▸ Directions for this task
Find every line in the records that holds the string "Początek". Copy each one.

▸ Rows from a dataset
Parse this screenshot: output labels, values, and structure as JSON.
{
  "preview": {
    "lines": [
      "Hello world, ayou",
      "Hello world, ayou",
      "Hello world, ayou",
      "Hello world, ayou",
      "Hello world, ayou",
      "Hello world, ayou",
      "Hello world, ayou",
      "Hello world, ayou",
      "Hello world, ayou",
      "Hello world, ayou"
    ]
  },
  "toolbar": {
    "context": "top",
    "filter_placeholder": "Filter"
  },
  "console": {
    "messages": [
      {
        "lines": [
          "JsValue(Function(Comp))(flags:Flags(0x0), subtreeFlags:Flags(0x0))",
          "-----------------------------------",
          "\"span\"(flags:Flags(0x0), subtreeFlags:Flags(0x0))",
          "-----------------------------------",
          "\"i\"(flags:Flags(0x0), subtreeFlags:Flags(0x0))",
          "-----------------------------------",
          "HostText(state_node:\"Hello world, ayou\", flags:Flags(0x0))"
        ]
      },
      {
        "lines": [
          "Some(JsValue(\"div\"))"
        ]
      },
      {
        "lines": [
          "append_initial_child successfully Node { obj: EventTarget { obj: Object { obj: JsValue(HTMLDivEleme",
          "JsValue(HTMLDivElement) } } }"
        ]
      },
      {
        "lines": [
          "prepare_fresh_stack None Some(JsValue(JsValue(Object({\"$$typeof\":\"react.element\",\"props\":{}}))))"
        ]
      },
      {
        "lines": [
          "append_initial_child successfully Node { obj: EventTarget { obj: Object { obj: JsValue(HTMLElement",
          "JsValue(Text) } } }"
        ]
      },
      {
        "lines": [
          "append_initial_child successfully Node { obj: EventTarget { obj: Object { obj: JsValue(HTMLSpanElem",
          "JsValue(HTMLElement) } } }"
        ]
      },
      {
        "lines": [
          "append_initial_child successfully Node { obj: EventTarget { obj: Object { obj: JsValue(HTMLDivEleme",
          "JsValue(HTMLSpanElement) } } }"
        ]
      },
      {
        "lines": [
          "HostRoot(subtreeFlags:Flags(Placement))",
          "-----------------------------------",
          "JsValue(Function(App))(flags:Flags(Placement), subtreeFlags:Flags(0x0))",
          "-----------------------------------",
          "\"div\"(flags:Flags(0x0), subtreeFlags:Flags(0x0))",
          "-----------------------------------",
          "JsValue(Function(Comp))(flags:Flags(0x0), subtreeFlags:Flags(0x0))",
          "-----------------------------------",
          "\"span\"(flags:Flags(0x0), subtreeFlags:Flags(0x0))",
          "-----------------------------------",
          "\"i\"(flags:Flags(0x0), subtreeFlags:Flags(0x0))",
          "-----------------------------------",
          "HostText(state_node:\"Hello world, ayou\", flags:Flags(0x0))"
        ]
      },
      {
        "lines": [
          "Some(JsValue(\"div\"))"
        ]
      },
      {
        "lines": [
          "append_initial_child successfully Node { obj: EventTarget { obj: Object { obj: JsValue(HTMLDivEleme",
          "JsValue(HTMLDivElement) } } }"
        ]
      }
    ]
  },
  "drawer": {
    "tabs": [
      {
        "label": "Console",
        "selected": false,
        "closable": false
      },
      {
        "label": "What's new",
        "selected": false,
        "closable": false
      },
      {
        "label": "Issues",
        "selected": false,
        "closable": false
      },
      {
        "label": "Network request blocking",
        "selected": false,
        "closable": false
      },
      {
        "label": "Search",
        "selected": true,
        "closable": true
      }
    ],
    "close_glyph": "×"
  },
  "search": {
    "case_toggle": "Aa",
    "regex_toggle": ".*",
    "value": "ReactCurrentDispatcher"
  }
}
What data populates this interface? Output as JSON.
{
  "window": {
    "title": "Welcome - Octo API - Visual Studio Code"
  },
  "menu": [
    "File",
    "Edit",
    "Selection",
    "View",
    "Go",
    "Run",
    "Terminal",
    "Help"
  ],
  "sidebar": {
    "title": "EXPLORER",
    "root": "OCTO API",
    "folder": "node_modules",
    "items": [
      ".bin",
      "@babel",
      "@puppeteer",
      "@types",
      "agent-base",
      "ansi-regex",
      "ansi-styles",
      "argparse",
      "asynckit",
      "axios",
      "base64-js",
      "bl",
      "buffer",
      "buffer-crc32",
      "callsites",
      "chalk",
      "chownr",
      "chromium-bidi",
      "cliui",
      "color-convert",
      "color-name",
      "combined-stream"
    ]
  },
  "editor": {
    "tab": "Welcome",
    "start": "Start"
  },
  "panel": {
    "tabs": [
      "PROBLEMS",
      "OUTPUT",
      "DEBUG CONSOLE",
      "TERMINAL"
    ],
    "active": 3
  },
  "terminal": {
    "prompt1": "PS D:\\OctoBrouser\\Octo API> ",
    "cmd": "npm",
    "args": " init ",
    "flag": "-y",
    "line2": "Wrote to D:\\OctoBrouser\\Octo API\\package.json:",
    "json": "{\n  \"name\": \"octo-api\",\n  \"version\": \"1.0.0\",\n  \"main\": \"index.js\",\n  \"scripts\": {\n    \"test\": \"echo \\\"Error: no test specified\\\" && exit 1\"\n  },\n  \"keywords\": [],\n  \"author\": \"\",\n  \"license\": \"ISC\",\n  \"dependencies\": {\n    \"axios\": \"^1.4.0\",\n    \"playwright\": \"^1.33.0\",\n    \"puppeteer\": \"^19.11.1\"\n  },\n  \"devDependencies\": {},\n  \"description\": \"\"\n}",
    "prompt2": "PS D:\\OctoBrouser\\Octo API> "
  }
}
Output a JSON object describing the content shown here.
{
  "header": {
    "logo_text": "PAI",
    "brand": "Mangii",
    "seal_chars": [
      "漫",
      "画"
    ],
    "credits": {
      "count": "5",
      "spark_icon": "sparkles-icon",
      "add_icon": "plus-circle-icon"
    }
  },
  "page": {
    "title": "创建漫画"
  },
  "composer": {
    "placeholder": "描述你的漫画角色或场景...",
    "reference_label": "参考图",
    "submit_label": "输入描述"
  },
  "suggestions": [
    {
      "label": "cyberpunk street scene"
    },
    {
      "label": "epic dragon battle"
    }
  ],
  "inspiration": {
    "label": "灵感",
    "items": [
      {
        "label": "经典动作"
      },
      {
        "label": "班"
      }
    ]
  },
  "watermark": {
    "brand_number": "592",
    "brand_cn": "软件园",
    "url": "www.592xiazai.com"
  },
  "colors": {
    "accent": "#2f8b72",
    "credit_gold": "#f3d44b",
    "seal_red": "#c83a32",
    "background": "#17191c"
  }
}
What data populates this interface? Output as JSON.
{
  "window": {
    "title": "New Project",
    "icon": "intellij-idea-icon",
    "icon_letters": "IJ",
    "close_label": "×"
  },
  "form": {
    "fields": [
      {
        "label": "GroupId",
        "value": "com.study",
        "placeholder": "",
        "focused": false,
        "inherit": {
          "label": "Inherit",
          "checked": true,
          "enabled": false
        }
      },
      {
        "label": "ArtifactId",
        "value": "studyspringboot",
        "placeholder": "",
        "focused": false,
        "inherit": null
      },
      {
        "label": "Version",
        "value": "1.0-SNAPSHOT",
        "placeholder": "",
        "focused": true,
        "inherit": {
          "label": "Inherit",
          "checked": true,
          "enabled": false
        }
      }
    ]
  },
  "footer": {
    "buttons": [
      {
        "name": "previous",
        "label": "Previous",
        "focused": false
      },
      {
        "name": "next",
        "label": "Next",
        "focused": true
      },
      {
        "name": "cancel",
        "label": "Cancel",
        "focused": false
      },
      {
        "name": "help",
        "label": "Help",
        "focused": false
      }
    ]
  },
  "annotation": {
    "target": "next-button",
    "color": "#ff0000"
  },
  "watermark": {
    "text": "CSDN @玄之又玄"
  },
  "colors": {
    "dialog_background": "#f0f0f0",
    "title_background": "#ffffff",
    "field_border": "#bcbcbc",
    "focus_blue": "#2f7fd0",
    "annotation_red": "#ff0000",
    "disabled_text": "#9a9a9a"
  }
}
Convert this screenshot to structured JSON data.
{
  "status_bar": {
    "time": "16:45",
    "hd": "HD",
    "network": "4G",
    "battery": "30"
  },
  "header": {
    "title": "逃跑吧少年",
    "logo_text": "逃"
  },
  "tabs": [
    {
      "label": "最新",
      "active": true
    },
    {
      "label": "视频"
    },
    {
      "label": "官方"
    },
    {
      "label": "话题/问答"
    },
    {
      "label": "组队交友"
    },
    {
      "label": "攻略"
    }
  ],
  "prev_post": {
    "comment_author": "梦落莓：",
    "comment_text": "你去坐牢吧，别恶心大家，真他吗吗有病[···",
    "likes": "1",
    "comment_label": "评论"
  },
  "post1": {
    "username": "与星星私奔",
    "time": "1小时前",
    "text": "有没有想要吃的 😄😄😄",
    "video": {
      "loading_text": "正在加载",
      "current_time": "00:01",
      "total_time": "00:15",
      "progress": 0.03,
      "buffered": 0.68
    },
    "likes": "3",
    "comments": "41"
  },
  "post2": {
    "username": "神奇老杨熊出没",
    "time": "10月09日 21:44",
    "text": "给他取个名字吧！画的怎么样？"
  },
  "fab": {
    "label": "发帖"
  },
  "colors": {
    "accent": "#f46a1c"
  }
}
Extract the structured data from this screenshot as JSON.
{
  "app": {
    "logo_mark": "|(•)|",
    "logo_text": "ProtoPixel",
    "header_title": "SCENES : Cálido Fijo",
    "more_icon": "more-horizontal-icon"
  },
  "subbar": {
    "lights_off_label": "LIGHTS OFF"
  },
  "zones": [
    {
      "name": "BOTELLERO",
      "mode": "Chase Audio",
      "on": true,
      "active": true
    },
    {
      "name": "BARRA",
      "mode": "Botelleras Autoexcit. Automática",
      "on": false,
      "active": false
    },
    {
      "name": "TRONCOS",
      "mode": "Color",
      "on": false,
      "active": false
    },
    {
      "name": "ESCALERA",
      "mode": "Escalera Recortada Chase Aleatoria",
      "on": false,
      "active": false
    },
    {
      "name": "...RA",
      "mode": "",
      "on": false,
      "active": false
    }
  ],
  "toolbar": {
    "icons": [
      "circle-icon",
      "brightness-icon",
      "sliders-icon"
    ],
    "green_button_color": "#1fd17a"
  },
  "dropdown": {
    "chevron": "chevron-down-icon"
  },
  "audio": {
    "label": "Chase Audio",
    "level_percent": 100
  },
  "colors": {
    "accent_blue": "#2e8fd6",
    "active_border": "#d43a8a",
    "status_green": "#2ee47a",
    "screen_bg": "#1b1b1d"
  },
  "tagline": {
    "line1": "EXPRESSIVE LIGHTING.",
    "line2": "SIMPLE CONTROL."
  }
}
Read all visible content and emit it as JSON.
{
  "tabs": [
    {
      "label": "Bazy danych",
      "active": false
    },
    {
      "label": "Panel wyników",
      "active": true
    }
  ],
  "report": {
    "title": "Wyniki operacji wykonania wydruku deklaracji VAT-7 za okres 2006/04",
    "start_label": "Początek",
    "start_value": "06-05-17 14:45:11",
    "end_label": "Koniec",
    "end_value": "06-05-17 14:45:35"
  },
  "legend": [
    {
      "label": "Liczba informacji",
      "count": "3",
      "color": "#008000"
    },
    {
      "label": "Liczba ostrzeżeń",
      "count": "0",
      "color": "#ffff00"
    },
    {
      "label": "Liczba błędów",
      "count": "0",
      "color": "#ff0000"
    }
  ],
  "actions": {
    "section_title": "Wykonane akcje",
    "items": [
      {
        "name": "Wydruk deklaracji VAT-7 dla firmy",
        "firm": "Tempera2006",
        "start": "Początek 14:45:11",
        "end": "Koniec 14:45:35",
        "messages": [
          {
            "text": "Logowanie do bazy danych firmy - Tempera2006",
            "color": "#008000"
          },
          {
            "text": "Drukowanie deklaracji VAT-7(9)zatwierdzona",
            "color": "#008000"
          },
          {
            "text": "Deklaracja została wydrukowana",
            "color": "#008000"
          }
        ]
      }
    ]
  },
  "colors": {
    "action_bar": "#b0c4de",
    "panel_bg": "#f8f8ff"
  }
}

▸ Response to the task
    "start_label": "Początek",
        "start": "Początek 14:45:11",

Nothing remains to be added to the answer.